=== Data shown ===

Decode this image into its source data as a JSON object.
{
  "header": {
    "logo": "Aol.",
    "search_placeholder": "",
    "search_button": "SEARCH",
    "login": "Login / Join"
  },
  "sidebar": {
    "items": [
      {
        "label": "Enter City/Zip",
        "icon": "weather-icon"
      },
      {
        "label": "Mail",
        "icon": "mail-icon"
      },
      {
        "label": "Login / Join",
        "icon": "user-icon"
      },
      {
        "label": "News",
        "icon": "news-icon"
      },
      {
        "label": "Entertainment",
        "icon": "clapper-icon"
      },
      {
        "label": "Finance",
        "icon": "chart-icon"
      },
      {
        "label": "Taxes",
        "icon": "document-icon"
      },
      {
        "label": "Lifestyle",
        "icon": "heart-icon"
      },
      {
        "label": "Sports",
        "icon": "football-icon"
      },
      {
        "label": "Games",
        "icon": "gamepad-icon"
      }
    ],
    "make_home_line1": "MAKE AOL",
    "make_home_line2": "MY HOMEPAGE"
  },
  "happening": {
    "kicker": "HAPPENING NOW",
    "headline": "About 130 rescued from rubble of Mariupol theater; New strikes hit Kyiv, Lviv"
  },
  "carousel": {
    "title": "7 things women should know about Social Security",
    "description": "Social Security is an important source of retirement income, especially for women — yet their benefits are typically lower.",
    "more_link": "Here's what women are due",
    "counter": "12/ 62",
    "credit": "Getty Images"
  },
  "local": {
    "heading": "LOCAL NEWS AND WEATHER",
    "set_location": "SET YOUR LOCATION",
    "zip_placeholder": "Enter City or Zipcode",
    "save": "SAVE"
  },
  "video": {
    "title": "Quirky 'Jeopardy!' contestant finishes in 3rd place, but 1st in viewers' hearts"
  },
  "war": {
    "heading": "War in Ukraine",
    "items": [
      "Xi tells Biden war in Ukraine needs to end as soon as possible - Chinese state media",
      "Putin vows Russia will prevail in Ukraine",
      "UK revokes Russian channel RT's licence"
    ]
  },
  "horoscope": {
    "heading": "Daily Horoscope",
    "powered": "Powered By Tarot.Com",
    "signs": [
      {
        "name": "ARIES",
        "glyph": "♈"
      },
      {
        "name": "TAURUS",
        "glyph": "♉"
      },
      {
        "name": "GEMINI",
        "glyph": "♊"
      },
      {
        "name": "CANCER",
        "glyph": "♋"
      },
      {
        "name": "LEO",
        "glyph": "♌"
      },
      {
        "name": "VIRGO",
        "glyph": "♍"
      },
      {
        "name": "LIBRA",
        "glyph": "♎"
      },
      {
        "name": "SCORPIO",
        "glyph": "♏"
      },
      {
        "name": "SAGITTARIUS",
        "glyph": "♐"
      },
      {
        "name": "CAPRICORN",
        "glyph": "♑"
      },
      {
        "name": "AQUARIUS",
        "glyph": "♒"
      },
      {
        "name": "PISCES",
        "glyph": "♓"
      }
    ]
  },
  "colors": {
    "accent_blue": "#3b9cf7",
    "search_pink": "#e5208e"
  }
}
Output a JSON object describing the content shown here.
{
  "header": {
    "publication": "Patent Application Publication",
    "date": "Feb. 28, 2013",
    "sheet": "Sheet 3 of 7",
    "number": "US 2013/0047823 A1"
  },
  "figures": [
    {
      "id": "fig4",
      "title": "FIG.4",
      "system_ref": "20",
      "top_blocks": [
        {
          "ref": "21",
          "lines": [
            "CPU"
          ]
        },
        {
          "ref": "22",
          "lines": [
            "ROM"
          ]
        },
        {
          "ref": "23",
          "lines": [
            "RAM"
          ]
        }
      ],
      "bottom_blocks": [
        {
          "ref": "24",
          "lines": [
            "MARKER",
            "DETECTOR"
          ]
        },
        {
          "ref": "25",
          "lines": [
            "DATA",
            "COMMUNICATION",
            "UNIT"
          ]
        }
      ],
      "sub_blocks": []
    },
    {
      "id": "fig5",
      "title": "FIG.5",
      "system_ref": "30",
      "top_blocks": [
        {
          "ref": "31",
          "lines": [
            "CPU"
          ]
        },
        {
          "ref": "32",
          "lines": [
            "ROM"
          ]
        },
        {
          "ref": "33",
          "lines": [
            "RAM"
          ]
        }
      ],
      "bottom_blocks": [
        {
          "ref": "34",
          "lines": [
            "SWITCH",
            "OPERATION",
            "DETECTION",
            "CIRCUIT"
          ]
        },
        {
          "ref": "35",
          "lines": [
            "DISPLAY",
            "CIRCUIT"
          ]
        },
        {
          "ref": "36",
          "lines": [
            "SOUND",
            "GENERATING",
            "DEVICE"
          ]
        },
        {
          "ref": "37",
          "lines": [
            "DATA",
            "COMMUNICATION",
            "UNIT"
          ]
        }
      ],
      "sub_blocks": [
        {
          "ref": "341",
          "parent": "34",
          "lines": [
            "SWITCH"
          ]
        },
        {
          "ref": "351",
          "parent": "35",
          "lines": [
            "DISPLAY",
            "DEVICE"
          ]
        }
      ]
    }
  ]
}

===

▶ Aim of the exercise: Exact copies of all the records are required.

▶ Response to this task:
Decode this image into its source data as a JSON object.
{
  "header": {
    "logo": "Aol.",
    "search_placeholder": "",
    "search_button": "SEARCH",
    "login": "Login / Join"
  },
  "sidebar": {
    "items": [
      {
        "label": "Enter City/Zip",
        "icon": "weather-icon"
      },
      {
        "label": "Mail",
        "icon": "mail-icon"
      },
      {
        "label": "Login / Join",
        "icon": "user-icon"
      },
      {
        "label": "News",
        "icon": "news-icon"
      },
      {
        "label": "Entertainment",
        "icon": "clapper-icon"
      },
      {
        "label": "Finance",
        "icon": "chart-icon"
      },
      {
        "label": "Taxes",
        "icon": "document-icon"
      },
      {
        "label": "Lifestyle",
        "icon": "heart-icon"
      },
      {
        "label": "Sports",
        "icon": "football-icon"
      },
      {
        "label": "Games",
        "icon": "gamepad-icon"
      }
    ],
    "make_home_line1": "MAKE AOL",
    "make_home_line2": "MY HOMEPAGE"
  },
  "happening": {
    "kicker": "HAPPENING NOW",
    "headline": "About 130 rescued from rubble of Mariupol theater; New strikes hit Kyiv, Lviv"
  },
  "carousel": {
    "title": "7 things women should know about Social Security",
    "description": "Social Security is an important source of retirement income, especially for women — yet their benefits are typically lower.",
    "more_link": "Here's what women are due",
    "counter": "12/ 62",
    "credit": "Getty Images"
  },
  "local": {
    "heading": "LOCAL NEWS AND WEATHER",
    "set_location": "SET YOUR LOCATION",
    "zip_placeholder": "Enter City or Zipcode",
    "save": "SAVE"
  },
  "video": {
    "title": "Quirky 'Jeopardy!' contestant finishes in 3rd place, but 1st in viewers' hearts"
  },
  "war": {
    "heading": "War in Ukraine",
    "items": [
      "Xi tells Biden war in Ukraine needs to end as soon as possible - Chinese state media",
      "Putin vows Russia will prevail in Ukraine",
      "UK revokes Russian channel RT's licence"
    ]
  },
  "horoscope": {
    "heading": "Daily Horoscope",
    "powered": "Powered By Tarot.Com",
    "signs": [
      {
        "name": "ARIES",
        "glyph": "♈"
      },
      {
        "name": "TAURUS",
        "glyph": "♉"
      },
      {
        "name": "GEMINI",
        "glyph": "♊"
      },
      {
        "name": "CANCER",
        "glyph": "♋"
      },
      {
        "name": "LEO",
        "glyph": "♌"
      },
      {
        "name": "VIRGO",
        "glyph": "♍"
      },
      {
        "name": "LIBRA",
        "glyph": "♎"
      },
      {
        "name": "SCORPIO",
        "glyph": "♏"
      },
      {
        "name": "SAGITTARIUS",
        "glyph": "♐"
      },
      {
        "name": "CAPRICORN",
        "glyph": "♑"
      },
      {
        "name": "AQUARIUS",
        "glyph": "♒"
      },
      {
        "name": "PISCES",
        "glyph": "♓"
      }
    ]
  },
  "colors": {
    "accent_blue": "#3b9cf7",
    "search_pink": "#e5208e"
  }
}
Output a JSON object describing the content shown here.
{
  "header": {
    "publication": "Patent Application Publication",
    "date": "Feb. 28, 2013",
    "sheet": "Sheet 3 of 7",
    "number": "US 2013/0047823 A1"
  },
  "figures": [
    {
      "id": "fig4",
      "title": "FIG.4",
      "system_ref": "20",
      "top_blocks": [
        {
          "ref": "21",
          "lines": [
            "CPU"
          ]
        },
        {
          "ref": "22",
          "lines": [
            "ROM"
          ]
        },
        {
          "ref": "23",
          "lines": [
            "RAM"
          ]
        }
      ],
      "bottom_blocks": [
        {
          "ref": "24",
          "lines": [
            "MARKER",
            "DETECTOR"
          ]
        },
        {
          "ref": "25",
          "lines": [
            "DATA",
            "COMMUNICATION",
            "UNIT"
          ]
        }
      ],
      "sub_blocks": []
    },
    {
      "id": "fig5",
      "title": "FIG.5",
      "system_ref": "30",
      "top_blocks": [
        {
          "ref": "31",
          "lines": [
            "CPU"
          ]
        },
        {
          "ref": "32",
          "lines": [
            "ROM"
          ]
        },
        {
          "ref": "33",
          "lines": [
            "RAM"
          ]
        }
      ],
      "bottom_blocks": [
        {
          "ref": "34",
          "lines": [
            "SWITCH",
            "OPERATION",
            "DETECTION",
            "CIRCUIT"
          ]
        },
        {
          "ref": "35",
          "lines": [
            "DISPLAY",
            "CIRCUIT"
          ]
        },
        {
          "ref": "36",
          "lines": [
            "SOUND",
            "GENERATING",
            "DEVICE"
          ]
        },
        {
          "ref": "37",
          "lines": [
            "DATA",
            "COMMUNICATION",
            "UNIT"
          ]
        }
      ],
      "sub_blocks": [
        {
          "ref": "341",
          "parent": "34",
          "lines": [
            "SWITCH"
          ]
        },
        {
          "ref": "351",
          "parent": "35",
          "lines": [
            "DISPLAY",
            "DEVICE"
          ]
        }
      ]
    }
  ]
}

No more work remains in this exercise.